* **What is needed**
Wherever the string "name" appears, copy the whole line.

* **Input rows**

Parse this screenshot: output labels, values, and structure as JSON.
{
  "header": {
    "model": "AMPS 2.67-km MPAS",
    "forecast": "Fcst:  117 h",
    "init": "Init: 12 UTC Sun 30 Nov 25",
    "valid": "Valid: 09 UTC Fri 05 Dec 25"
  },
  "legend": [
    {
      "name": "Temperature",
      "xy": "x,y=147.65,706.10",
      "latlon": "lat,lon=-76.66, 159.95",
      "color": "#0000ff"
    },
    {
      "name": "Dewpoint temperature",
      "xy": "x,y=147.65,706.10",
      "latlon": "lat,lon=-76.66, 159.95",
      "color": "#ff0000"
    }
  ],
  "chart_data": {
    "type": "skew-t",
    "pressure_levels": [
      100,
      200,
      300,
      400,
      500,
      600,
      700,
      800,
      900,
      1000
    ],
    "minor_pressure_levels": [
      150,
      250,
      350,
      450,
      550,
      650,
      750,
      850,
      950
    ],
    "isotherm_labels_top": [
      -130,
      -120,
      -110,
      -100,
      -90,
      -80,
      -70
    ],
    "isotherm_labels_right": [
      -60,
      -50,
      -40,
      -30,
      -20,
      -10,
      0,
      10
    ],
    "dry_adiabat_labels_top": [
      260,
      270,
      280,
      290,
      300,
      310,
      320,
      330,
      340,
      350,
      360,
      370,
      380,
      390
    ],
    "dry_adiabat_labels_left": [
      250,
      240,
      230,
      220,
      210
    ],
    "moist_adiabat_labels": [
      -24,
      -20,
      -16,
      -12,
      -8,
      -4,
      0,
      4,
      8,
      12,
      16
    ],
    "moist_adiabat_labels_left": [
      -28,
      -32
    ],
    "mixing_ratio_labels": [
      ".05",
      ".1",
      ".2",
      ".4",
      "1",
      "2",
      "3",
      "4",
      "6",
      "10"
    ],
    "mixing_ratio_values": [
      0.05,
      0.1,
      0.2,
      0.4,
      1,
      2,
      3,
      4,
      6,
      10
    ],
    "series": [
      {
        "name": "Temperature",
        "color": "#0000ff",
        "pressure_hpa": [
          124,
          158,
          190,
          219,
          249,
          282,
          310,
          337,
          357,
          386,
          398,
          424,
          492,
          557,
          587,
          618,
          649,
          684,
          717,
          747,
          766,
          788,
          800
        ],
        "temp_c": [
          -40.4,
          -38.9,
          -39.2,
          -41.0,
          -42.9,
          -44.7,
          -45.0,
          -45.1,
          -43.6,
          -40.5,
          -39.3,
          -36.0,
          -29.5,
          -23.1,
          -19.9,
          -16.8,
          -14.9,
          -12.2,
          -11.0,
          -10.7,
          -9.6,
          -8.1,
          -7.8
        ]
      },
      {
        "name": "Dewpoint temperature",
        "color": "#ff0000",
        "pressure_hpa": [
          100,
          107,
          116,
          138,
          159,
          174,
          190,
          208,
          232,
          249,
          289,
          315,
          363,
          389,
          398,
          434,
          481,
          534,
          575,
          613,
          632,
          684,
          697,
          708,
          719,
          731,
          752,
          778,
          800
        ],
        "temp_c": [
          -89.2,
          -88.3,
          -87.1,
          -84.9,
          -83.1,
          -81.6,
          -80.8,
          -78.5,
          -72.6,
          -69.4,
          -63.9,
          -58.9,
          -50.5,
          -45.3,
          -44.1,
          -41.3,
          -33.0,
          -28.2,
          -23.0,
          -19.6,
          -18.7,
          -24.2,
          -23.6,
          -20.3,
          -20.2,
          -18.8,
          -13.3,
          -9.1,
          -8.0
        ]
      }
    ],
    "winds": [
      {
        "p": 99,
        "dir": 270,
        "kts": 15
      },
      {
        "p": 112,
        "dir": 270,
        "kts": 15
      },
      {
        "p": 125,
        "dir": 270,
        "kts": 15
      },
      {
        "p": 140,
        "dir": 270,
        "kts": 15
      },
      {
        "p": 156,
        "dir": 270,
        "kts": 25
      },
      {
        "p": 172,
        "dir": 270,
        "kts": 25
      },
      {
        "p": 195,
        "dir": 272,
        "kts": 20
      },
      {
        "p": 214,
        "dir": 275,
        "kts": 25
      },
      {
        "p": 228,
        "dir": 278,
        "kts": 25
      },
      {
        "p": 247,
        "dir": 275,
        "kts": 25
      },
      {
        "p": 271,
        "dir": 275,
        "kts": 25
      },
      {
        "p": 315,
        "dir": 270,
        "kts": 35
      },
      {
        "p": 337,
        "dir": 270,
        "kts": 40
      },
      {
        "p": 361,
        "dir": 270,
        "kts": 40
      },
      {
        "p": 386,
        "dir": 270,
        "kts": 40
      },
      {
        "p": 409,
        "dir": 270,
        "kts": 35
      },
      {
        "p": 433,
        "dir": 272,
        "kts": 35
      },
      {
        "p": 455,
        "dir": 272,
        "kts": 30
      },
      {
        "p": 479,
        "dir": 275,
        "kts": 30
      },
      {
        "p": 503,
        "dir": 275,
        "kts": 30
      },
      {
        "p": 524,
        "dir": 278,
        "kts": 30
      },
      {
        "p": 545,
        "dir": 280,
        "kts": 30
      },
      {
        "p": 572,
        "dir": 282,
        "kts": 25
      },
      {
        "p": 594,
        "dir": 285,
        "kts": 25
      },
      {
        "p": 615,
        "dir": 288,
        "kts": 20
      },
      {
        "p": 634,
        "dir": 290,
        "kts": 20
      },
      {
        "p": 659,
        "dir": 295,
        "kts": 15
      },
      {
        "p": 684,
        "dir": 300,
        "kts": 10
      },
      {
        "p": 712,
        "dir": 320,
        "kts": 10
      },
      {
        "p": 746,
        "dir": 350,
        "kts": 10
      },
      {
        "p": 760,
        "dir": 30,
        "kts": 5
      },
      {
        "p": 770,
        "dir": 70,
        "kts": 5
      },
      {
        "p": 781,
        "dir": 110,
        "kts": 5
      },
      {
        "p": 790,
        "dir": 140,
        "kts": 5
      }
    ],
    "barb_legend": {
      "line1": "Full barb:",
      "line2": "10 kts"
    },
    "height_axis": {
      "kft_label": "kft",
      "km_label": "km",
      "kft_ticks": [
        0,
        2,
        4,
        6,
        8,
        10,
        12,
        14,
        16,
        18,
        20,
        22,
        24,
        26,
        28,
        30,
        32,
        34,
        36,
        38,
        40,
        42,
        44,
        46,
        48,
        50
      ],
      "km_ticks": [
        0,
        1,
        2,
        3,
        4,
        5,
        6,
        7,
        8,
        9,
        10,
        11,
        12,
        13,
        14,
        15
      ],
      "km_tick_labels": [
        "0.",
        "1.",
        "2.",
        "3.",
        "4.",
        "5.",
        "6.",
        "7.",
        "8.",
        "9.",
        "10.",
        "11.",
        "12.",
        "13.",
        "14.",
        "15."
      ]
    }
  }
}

* **Answer to this problem**
      "name": "Temperature",
      "name": "Dewpoint temperature",
        "name": "Temperature",
        "name": "Dewpoint temperature",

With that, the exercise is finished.